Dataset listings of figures

○ ○ ○ ○ ○

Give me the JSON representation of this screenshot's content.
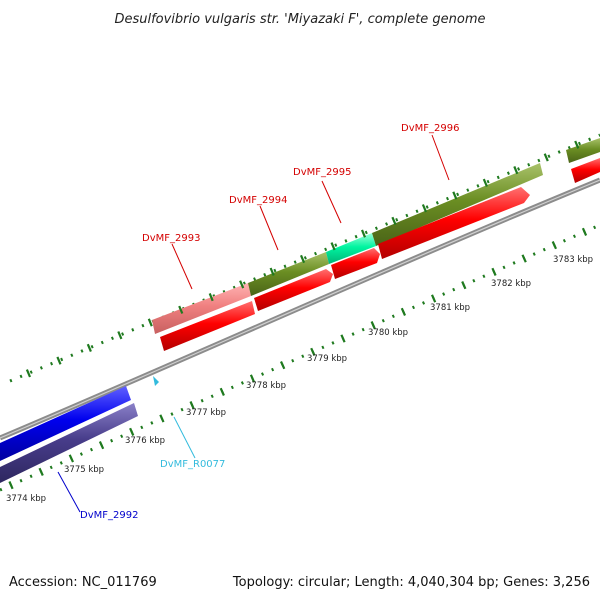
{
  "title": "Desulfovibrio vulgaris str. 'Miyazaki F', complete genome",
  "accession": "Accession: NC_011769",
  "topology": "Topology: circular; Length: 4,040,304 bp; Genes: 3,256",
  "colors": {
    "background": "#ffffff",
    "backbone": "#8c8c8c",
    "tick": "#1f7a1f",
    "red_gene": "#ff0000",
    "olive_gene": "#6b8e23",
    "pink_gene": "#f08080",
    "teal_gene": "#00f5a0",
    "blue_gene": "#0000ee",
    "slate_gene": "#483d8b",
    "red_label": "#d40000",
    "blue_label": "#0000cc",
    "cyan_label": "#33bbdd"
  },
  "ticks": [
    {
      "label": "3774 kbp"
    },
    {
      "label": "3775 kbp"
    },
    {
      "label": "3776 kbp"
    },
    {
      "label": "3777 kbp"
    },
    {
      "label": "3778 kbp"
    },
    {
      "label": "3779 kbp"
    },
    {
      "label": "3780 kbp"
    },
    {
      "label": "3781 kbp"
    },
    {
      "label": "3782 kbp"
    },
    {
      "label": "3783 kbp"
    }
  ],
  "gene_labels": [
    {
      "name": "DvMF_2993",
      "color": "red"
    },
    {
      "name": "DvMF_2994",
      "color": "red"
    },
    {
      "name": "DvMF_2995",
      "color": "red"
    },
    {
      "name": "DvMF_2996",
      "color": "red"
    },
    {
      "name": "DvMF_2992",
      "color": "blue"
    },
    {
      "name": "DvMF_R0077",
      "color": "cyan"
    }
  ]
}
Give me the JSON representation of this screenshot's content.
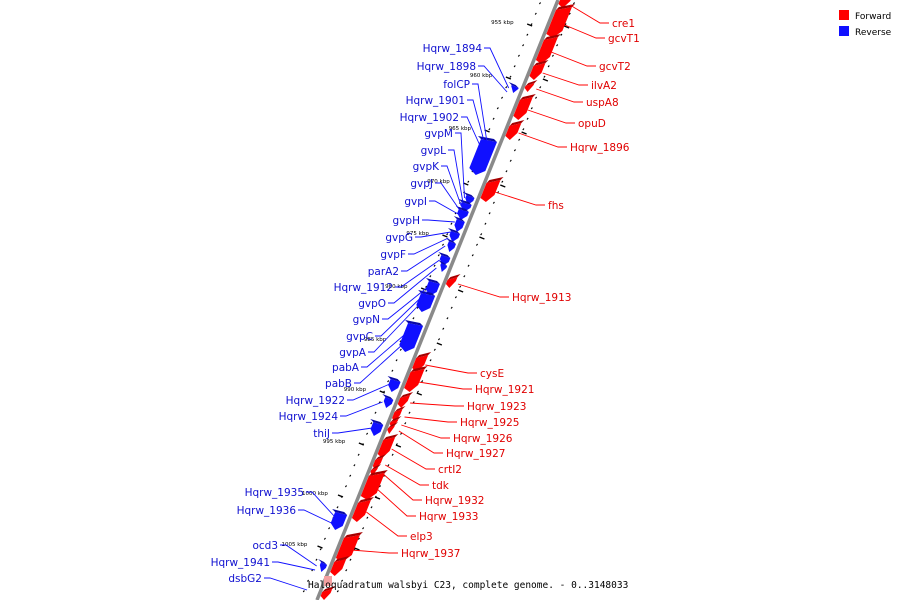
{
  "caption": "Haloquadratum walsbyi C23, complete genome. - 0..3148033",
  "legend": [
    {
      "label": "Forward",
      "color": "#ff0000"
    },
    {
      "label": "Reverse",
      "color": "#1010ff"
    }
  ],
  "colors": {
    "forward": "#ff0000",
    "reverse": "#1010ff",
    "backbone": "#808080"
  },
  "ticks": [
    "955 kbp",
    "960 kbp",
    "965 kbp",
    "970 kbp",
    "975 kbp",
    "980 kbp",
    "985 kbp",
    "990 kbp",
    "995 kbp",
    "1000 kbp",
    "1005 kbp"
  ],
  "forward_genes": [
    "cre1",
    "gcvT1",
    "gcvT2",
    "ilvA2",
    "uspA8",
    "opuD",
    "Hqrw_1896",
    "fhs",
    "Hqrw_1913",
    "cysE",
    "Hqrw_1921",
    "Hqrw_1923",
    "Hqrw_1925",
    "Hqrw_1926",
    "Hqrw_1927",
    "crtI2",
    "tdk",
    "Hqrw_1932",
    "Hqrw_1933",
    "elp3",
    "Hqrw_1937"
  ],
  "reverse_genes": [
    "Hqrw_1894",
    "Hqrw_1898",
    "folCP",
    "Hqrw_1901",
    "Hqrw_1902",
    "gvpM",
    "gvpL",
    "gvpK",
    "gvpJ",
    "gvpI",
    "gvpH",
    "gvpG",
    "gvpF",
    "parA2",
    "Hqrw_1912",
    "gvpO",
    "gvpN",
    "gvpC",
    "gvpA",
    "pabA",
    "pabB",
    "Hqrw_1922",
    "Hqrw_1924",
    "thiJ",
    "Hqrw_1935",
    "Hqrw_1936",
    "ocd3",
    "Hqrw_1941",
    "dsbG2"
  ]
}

○ ○ ○ ○ ○

TASK PROMPT
Return each record above as it stands. Pictures stay out.

ANSWER BELOW
Give me the JSON representation of this screenshot's content.
{
  "title": "Desulfovibrio vulgaris str. 'Miyazaki F', complete genome",
  "accession": "Accession: NC_011769",
  "topology": "Topology: circular; Length: 4,040,304 bp; Genes: 3,256",
  "colors": {
    "background": "#ffffff",
    "backbone": "#8c8c8c",
    "tick": "#1f7a1f",
    "red_gene": "#ff0000",
    "olive_gene": "#6b8e23",
    "pink_gene": "#f08080",
    "teal_gene": "#00f5a0",
    "blue_gene": "#0000ee",
    "slate_gene": "#483d8b",
    "red_label": "#d40000",
    "blue_label": "#0000cc",
    "cyan_label": "#33bbdd"
  },
  "ticks": [
    {
      "label": "3774 kbp"
    },
    {
      "label": "3775 kbp"
    },
    {
      "label": "3776 kbp"
    },
    {
      "label": "3777 kbp"
    },
    {
      "label": "3778 kbp"
    },
    {
      "label": "3779 kbp"
    },
    {
      "label": "3780 kbp"
    },
    {
      "label": "3781 kbp"
    },
    {
      "label": "3782 kbp"
    },
    {
      "label": "3783 kbp"
    }
  ],
  "gene_labels": [
    {
      "name": "DvMF_2993",
      "color": "red"
    },
    {
      "name": "DvMF_2994",
      "color": "red"
    },
    {
      "name": "DvMF_2995",
      "color": "red"
    },
    {
      "name": "DvMF_2996",
      "color": "red"
    },
    {
      "name": "DvMF_2992",
      "color": "blue"
    },
    {
      "name": "DvMF_R0077",
      "color": "cyan"
    }
  ]
}
Give me the JSON representation of this screenshot's content.
{
  "caption": "Haloquadratum walsbyi C23, complete genome. - 0..3148033",
  "legend": [
    {
      "label": "Forward",
      "color": "#ff0000"
    },
    {
      "label": "Reverse",
      "color": "#1010ff"
    }
  ],
  "colors": {
    "forward": "#ff0000",
    "reverse": "#1010ff",
    "backbone": "#808080"
  },
  "ticks": [
    "955 kbp",
    "960 kbp",
    "965 kbp",
    "970 kbp",
    "975 kbp",
    "980 kbp",
    "985 kbp",
    "990 kbp",
    "995 kbp",
    "1000 kbp",
    "1005 kbp"
  ],
  "forward_genes": [
    "cre1",
    "gcvT1",
    "gcvT2",
    "ilvA2",
    "uspA8",
    "opuD",
    "Hqrw_1896",
    "fhs",
    "Hqrw_1913",
    "cysE",
    "Hqrw_1921",
    "Hqrw_1923",
    "Hqrw_1925",
    "Hqrw_1926",
    "Hqrw_1927",
    "crtI2",
    "tdk",
    "Hqrw_1932",
    "Hqrw_1933",
    "elp3",
    "Hqrw_1937"
  ],
  "reverse_genes": [
    "Hqrw_1894",
    "Hqrw_1898",
    "folCP",
    "Hqrw_1901",
    "Hqrw_1902",
    "gvpM",
    "gvpL",
    "gvpK",
    "gvpJ",
    "gvpI",
    "gvpH",
    "gvpG",
    "gvpF",
    "parA2",
    "Hqrw_1912",
    "gvpO",
    "gvpN",
    "gvpC",
    "gvpA",
    "pabA",
    "pabB",
    "Hqrw_1922",
    "Hqrw_1924",
    "thiJ",
    "Hqrw_1935",
    "Hqrw_1936",
    "ocd3",
    "Hqrw_1941",
    "dsbG2"
  ]
}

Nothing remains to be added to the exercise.